The test fails because the function will use the default argument value stored in the function's __defaults__ attribute, so we need to patch this attribute to insert our mock object.

Patch the function's __defaults__ attribute

This how we can patch the function's __defaults__ attribute:

test_code.py
import unittest
from unittest.mock import patch, Mock
from code import create_object
class DefaultArgumentValueTestCase(unittest.TestCase):
def test_function_default_argument_value(self):
# CustomObject mock
mockCustomObject = Mock()
# The new __defaults__ tuple containing our mock object
new_defaults = (mockCustomObject,)
# Patch the __defaults__ tuple
with patch.object(create_object, '__defaults__', new_defaults):
# Call the function that uses the CustomObject class
create_object()
mockCustomObject.assert_called_once_with()

Now the test is going to pass:

$python -m unittest
.
# # # # # # #
Tasks to perform:
**a)** Quote every comment that appears in the code of the excerpt on patching a function's __defaults__ attribute.
**b)** Answer these questions using the excerpt on patching a function's __defaults__ attribute:
(i) In which attribute does the function store its default argument value?
(ii) What is the name of the test class defined in test_code.py?
(iii) What command is run to show that the test now passes?
Answer from the excerpt alone.
# # # # # # #
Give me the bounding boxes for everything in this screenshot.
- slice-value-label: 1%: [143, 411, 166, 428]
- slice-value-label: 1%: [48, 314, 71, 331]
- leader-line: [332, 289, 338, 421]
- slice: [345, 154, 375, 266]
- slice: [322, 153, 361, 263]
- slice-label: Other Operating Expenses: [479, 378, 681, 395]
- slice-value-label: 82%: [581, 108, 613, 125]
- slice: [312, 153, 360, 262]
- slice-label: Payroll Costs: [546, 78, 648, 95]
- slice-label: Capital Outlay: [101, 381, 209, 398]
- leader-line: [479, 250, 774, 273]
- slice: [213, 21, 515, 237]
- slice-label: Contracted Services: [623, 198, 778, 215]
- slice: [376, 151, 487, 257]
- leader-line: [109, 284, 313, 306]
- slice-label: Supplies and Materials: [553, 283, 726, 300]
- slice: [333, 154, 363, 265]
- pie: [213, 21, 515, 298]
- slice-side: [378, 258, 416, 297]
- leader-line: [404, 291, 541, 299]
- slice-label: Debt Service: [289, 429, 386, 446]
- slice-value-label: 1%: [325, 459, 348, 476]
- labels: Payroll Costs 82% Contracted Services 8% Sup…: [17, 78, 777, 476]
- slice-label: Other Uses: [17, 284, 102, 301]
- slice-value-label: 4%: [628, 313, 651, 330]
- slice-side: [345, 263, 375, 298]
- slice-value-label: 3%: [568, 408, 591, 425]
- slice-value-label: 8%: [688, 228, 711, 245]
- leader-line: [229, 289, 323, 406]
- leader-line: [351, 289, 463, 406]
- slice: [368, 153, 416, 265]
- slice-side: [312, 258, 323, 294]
# # # # # # #
Task responses:
**a)**
CustomObject mock
The new __defaults__ tuple containing our mock object
Patch the __defaults__ tuple
Call the function that uses the CustomObject class

**b)**
(i) The __defaults__ attribute.
(ii) DefaultArgumentValueTestCase.
(iii) python -m unittest